* **Written instruction**
Write out the records word for word, with no pictures.

Dataset listings of figures:
::::::

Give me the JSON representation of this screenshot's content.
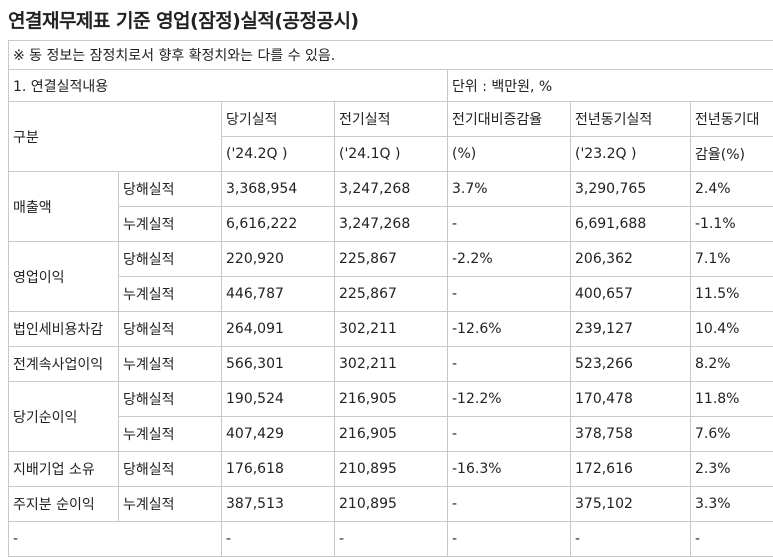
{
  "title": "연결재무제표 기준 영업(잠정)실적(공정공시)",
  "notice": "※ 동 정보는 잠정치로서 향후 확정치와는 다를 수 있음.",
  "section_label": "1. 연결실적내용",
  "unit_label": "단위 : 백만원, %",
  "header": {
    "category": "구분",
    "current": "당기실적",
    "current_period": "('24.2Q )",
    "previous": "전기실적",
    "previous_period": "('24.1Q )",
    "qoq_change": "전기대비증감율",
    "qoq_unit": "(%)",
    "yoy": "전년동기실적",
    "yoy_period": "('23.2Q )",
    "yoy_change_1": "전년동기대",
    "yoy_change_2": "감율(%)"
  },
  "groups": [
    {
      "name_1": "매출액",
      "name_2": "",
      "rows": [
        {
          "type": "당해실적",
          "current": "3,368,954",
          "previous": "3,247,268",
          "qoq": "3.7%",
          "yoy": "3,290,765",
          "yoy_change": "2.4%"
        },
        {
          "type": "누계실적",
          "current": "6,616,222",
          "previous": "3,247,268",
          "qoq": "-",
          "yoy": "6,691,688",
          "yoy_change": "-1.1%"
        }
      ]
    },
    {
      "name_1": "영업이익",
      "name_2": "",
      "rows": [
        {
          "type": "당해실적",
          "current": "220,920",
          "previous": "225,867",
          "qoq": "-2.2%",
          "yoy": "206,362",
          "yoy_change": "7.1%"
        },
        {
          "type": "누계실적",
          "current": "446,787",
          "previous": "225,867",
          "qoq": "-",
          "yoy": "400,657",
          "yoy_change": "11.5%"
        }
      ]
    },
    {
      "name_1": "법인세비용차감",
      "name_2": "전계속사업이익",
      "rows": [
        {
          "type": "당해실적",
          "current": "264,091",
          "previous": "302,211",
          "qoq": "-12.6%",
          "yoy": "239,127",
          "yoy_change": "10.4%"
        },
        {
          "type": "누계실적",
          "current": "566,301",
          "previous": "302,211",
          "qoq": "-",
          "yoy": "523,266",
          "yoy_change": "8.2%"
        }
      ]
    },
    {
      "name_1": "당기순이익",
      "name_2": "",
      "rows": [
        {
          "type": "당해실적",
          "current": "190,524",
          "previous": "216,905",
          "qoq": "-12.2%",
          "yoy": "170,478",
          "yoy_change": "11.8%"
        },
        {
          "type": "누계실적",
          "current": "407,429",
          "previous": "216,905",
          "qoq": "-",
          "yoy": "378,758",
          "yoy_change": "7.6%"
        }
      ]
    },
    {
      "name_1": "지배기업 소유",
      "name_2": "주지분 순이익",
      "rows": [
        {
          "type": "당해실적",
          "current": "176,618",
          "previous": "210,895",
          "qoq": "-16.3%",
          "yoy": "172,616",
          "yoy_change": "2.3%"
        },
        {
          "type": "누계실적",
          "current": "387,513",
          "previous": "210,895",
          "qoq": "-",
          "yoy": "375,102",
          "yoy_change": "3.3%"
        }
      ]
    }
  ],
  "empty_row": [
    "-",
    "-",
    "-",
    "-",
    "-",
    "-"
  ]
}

::::::

* **Response to the task**
Give me the JSON representation of this screenshot's content.
{
  "title": "연결재무제표 기준 영업(잠정)실적(공정공시)",
  "notice": "※ 동 정보는 잠정치로서 향후 확정치와는 다를 수 있음.",
  "section_label": "1. 연결실적내용",
  "unit_label": "단위 : 백만원, %",
  "header": {
    "category": "구분",
    "current": "당기실적",
    "current_period": "('24.2Q )",
    "previous": "전기실적",
    "previous_period": "('24.1Q )",
    "qoq_change": "전기대비증감율",
    "qoq_unit": "(%)",
    "yoy": "전년동기실적",
    "yoy_period": "('23.2Q )",
    "yoy_change_1": "전년동기대",
    "yoy_change_2": "감율(%)"
  },
  "groups": [
    {
      "name_1": "매출액",
      "name_2": "",
      "rows": [
        {
          "type": "당해실적",
          "current": "3,368,954",
          "previous": "3,247,268",
          "qoq": "3.7%",
          "yoy": "3,290,765",
          "yoy_change": "2.4%"
        },
        {
          "type": "누계실적",
          "current": "6,616,222",
          "previous": "3,247,268",
          "qoq": "-",
          "yoy": "6,691,688",
          "yoy_change": "-1.1%"
        }
      ]
    },
    {
      "name_1": "영업이익",
      "name_2": "",
      "rows": [
        {
          "type": "당해실적",
          "current": "220,920",
          "previous": "225,867",
          "qoq": "-2.2%",
          "yoy": "206,362",
          "yoy_change": "7.1%"
        },
        {
          "type": "누계실적",
          "current": "446,787",
          "previous": "225,867",
          "qoq": "-",
          "yoy": "400,657",
          "yoy_change": "11.5%"
        }
      ]
    },
    {
      "name_1": "법인세비용차감",
      "name_2": "전계속사업이익",
      "rows": [
        {
          "type": "당해실적",
          "current": "264,091",
          "previous": "302,211",
          "qoq": "-12.6%",
          "yoy": "239,127",
          "yoy_change": "10.4%"
        },
        {
          "type": "누계실적",
          "current": "566,301",
          "previous": "302,211",
          "qoq": "-",
          "yoy": "523,266",
          "yoy_change": "8.2%"
        }
      ]
    },
    {
      "name_1": "당기순이익",
      "name_2": "",
      "rows": [
        {
          "type": "당해실적",
          "current": "190,524",
          "previous": "216,905",
          "qoq": "-12.2%",
          "yoy": "170,478",
          "yoy_change": "11.8%"
        },
        {
          "type": "누계실적",
          "current": "407,429",
          "previous": "216,905",
          "qoq": "-",
          "yoy": "378,758",
          "yoy_change": "7.6%"
        }
      ]
    },
    {
      "name_1": "지배기업 소유",
      "name_2": "주지분 순이익",
      "rows": [
        {
          "type": "당해실적",
          "current": "176,618",
          "previous": "210,895",
          "qoq": "-16.3%",
          "yoy": "172,616",
          "yoy_change": "2.3%"
        },
        {
          "type": "누계실적",
          "current": "387,513",
          "previous": "210,895",
          "qoq": "-",
          "yoy": "375,102",
          "yoy_change": "3.3%"
        }
      ]
    }
  ],
  "empty_row": [
    "-",
    "-",
    "-",
    "-",
    "-",
    "-"
  ]
}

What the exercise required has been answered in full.